▸ EXERCISE BRIEF: Will you print the material below without altering a single character?

▸ SUPPLIED RECORDS:
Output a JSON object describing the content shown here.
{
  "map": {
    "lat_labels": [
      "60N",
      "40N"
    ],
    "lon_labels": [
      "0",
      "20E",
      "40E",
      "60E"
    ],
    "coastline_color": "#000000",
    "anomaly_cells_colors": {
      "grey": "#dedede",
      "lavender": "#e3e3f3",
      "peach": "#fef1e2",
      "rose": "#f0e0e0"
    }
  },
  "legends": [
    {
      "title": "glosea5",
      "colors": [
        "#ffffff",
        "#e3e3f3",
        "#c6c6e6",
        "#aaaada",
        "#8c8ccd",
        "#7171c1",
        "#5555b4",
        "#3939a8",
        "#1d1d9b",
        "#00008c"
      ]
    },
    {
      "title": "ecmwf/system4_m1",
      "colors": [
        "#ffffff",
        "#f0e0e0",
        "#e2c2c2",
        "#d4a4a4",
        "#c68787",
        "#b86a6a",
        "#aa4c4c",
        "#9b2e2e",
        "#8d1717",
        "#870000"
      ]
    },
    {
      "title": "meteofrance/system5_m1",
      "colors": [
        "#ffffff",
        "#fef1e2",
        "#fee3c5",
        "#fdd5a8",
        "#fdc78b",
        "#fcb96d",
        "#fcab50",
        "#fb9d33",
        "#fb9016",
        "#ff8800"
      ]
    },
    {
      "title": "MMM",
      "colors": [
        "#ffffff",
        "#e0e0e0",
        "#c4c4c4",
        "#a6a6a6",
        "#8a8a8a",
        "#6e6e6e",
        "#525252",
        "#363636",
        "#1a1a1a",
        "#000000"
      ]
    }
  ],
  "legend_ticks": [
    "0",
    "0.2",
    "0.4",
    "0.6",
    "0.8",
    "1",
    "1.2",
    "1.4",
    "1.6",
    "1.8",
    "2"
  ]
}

▸ SOLVED PROBLEM:
Output a JSON object describing the content shown here.
{
  "map": {
    "lat_labels": [
      "60N",
      "40N"
    ],
    "lon_labels": [
      "0",
      "20E",
      "40E",
      "60E"
    ],
    "coastline_color": "#000000",
    "anomaly_cells_colors": {
      "grey": "#dedede",
      "lavender": "#e3e3f3",
      "peach": "#fef1e2",
      "rose": "#f0e0e0"
    }
  },
  "legends": [
    {
      "title": "glosea5",
      "colors": [
        "#ffffff",
        "#e3e3f3",
        "#c6c6e6",
        "#aaaada",
        "#8c8ccd",
        "#7171c1",
        "#5555b4",
        "#3939a8",
        "#1d1d9b",
        "#00008c"
      ]
    },
    {
      "title": "ecmwf/system4_m1",
      "colors": [
        "#ffffff",
        "#f0e0e0",
        "#e2c2c2",
        "#d4a4a4",
        "#c68787",
        "#b86a6a",
        "#aa4c4c",
        "#9b2e2e",
        "#8d1717",
        "#870000"
      ]
    },
    {
      "title": "meteofrance/system5_m1",
      "colors": [
        "#ffffff",
        "#fef1e2",
        "#fee3c5",
        "#fdd5a8",
        "#fdc78b",
        "#fcb96d",
        "#fcab50",
        "#fb9d33",
        "#fb9016",
        "#ff8800"
      ]
    },
    {
      "title": "MMM",
      "colors": [
        "#ffffff",
        "#e0e0e0",
        "#c4c4c4",
        "#a6a6a6",
        "#8a8a8a",
        "#6e6e6e",
        "#525252",
        "#363636",
        "#1a1a1a",
        "#000000"
      ]
    }
  ],
  "legend_ticks": [
    "0",
    "0.2",
    "0.4",
    "0.6",
    "0.8",
    "1",
    "1.2",
    "1.4",
    "1.6",
    "1.8",
    "2"
  ]
}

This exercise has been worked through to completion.